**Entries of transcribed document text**
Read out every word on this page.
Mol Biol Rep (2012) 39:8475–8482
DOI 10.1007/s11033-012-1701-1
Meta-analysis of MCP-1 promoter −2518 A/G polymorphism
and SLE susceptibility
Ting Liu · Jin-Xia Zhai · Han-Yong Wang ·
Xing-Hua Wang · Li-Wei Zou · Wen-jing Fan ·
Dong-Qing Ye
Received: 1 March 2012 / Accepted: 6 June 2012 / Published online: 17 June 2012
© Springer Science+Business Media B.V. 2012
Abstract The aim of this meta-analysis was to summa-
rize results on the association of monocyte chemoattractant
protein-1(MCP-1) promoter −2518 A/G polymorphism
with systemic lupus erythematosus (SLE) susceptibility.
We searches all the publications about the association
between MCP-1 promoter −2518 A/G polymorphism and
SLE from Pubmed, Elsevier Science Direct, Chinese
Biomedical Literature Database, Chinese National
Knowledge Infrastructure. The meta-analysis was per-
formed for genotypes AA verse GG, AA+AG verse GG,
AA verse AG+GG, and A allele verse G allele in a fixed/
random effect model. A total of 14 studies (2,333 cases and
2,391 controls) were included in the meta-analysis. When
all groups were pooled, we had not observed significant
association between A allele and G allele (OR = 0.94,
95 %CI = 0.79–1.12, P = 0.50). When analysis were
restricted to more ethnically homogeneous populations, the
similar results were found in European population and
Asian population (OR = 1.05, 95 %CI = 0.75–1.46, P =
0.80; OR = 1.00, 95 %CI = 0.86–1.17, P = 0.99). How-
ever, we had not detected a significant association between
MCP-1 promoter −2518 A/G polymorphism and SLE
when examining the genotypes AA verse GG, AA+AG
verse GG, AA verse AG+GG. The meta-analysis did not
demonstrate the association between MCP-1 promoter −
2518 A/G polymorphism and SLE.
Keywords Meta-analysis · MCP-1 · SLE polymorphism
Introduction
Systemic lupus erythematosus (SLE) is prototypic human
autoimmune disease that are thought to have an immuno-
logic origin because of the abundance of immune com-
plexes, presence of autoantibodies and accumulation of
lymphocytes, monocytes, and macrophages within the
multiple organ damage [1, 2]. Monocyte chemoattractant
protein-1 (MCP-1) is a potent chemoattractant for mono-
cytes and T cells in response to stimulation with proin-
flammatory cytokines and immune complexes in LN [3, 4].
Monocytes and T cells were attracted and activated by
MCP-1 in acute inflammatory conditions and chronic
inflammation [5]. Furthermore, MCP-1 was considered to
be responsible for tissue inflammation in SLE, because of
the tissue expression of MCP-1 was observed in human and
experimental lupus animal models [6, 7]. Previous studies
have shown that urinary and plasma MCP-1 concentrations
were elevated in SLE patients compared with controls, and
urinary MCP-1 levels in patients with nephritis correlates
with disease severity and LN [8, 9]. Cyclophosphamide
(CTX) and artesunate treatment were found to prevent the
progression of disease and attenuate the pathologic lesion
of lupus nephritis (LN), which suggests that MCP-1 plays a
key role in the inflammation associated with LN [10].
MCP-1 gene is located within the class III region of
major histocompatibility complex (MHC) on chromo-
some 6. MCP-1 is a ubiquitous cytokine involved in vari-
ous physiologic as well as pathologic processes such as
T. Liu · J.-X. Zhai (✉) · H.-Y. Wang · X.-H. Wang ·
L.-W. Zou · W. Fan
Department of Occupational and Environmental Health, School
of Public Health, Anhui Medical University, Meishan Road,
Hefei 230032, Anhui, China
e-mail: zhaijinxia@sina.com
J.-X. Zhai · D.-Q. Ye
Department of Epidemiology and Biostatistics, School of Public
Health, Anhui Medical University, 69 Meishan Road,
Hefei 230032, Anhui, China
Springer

**WHAT IS NEEDED**
Please copy every line from the entries that includes the word "studies".

**TASK RESPONSE**
random effect model. A total of 14 studies (2,333 cases and
experimental lupus animal models [6, 7]. Previous studies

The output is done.